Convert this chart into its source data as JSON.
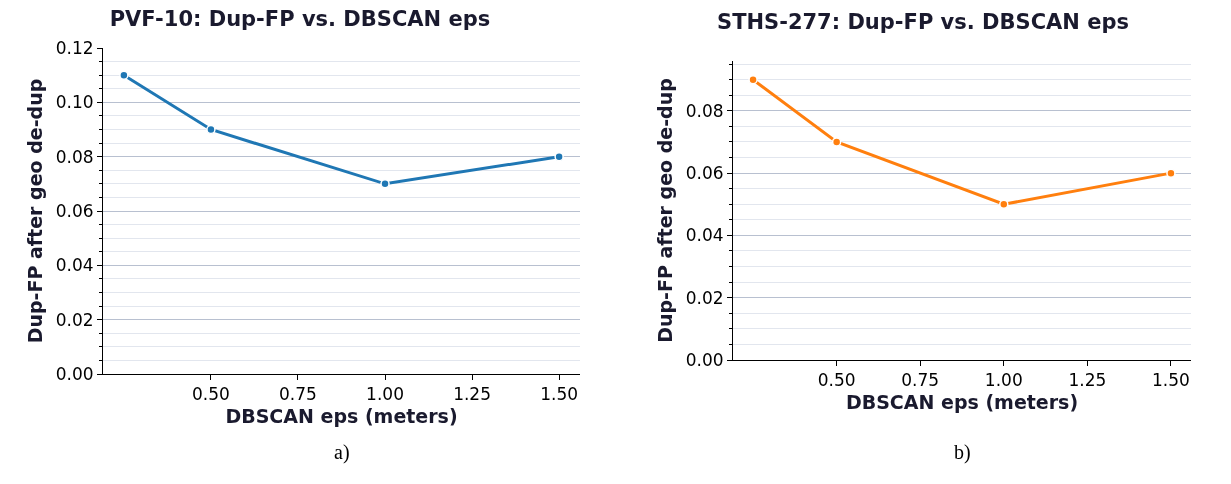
{
  "chart_data": [
    {
      "type": "line",
      "title": "PVF-10: Dup-FP vs. DBSCAN eps",
      "xlabel": "DBSCAN eps (meters)",
      "ylabel": "Dup-FP after geo de-dup",
      "x": [
        0.25,
        0.5,
        1.0,
        1.5
      ],
      "series": [
        {
          "color": "#1f77b4",
          "values": [
            0.11,
            0.09,
            0.07,
            0.08
          ]
        }
      ],
      "xlim": [
        0.19,
        1.56
      ],
      "xticks": [
        {
          "value": 0.5,
          "label": "0.50"
        },
        {
          "value": 0.75,
          "label": "0.75"
        },
        {
          "value": 1.0,
          "label": "1.00"
        },
        {
          "value": 1.25,
          "label": "1.25"
        },
        {
          "value": 1.5,
          "label": "1.50"
        }
      ],
      "ylim": [
        0,
        0.12
      ],
      "yticks": [
        {
          "value": 0,
          "label": "0.00"
        },
        {
          "value": 0.02,
          "label": "0.02"
        },
        {
          "value": 0.04,
          "label": "0.04"
        },
        {
          "value": 0.06,
          "label": "0.06"
        },
        {
          "value": 0.08,
          "label": "0.08"
        },
        {
          "value": 0.1,
          "label": "0.10"
        },
        {
          "value": 0.12,
          "label": "0.12"
        }
      ],
      "grid": "y",
      "marker": "circle",
      "line_style": "solid",
      "annotations": [
        "a)"
      ]
    },
    {
      "type": "line",
      "title": "STHS-277: Dup-FP vs. DBSCAN eps",
      "xlabel": "DBSCAN eps (meters)",
      "ylabel": "Dup-FP after geo de-dup",
      "x": [
        0.25,
        0.5,
        1.0,
        1.5
      ],
      "series": [
        {
          "color": "#ff7f0e",
          "values": [
            0.09,
            0.07,
            0.05,
            0.06
          ]
        }
      ],
      "xlim": [
        0.19,
        1.56
      ],
      "xticks": [
        {
          "value": 0.5,
          "label": "0.50"
        },
        {
          "value": 0.75,
          "label": "0.75"
        },
        {
          "value": 1.0,
          "label": "1.00"
        },
        {
          "value": 1.25,
          "label": "1.25"
        },
        {
          "value": 1.5,
          "label": "1.50"
        }
      ],
      "ylim": [
        0,
        0.096
      ],
      "yticks": [
        {
          "value": 0,
          "label": "0.00"
        },
        {
          "value": 0.02,
          "label": "0.02"
        },
        {
          "value": 0.04,
          "label": "0.04"
        },
        {
          "value": 0.06,
          "label": "0.06"
        },
        {
          "value": 0.08,
          "label": "0.08"
        }
      ],
      "grid": "y",
      "marker": "circle",
      "line_style": "solid",
      "annotations": [
        "b)"
      ]
    }
  ]
}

GIVEN PROBLEM: Working from the material above, transcribe it exactly while omitting pictures.

WRITTEN SOLUTION:
Convert this chart into its source data as JSON.
{
  "chart_data": [
    {
      "type": "line",
      "title": "PVF-10: Dup-FP vs. DBSCAN eps",
      "xlabel": "DBSCAN eps (meters)",
      "ylabel": "Dup-FP after geo de-dup",
      "x": [
        0.25,
        0.5,
        1.0,
        1.5
      ],
      "series": [
        {
          "color": "#1f77b4",
          "values": [
            0.11,
            0.09,
            0.07,
            0.08
          ]
        }
      ],
      "xlim": [
        0.19,
        1.56
      ],
      "xticks": [
        {
          "value": 0.5,
          "label": "0.50"
        },
        {
          "value": 0.75,
          "label": "0.75"
        },
        {
          "value": 1.0,
          "label": "1.00"
        },
        {
          "value": 1.25,
          "label": "1.25"
        },
        {
          "value": 1.5,
          "label": "1.50"
        }
      ],
      "ylim": [
        0,
        0.12
      ],
      "yticks": [
        {
          "value": 0,
          "label": "0.00"
        },
        {
          "value": 0.02,
          "label": "0.02"
        },
        {
          "value": 0.04,
          "label": "0.04"
        },
        {
          "value": 0.06,
          "label": "0.06"
        },
        {
          "value": 0.08,
          "label": "0.08"
        },
        {
          "value": 0.1,
          "label": "0.10"
        },
        {
          "value": 0.12,
          "label": "0.12"
        }
      ],
      "grid": "y",
      "marker": "circle",
      "line_style": "solid",
      "annotations": [
        "a)"
      ]
    },
    {
      "type": "line",
      "title": "STHS-277: Dup-FP vs. DBSCAN eps",
      "xlabel": "DBSCAN eps (meters)",
      "ylabel": "Dup-FP after geo de-dup",
      "x": [
        0.25,
        0.5,
        1.0,
        1.5
      ],
      "series": [
        {
          "color": "#ff7f0e",
          "values": [
            0.09,
            0.07,
            0.05,
            0.06
          ]
        }
      ],
      "xlim": [
        0.19,
        1.56
      ],
      "xticks": [
        {
          "value": 0.5,
          "label": "0.50"
        },
        {
          "value": 0.75,
          "label": "0.75"
        },
        {
          "value": 1.0,
          "label": "1.00"
        },
        {
          "value": 1.25,
          "label": "1.25"
        },
        {
          "value": 1.5,
          "label": "1.50"
        }
      ],
      "ylim": [
        0,
        0.096
      ],
      "yticks": [
        {
          "value": 0,
          "label": "0.00"
        },
        {
          "value": 0.02,
          "label": "0.02"
        },
        {
          "value": 0.04,
          "label": "0.04"
        },
        {
          "value": 0.06,
          "label": "0.06"
        },
        {
          "value": 0.08,
          "label": "0.08"
        }
      ],
      "grid": "y",
      "marker": "circle",
      "line_style": "solid",
      "annotations": [
        "b)"
      ]
    }
  ]
}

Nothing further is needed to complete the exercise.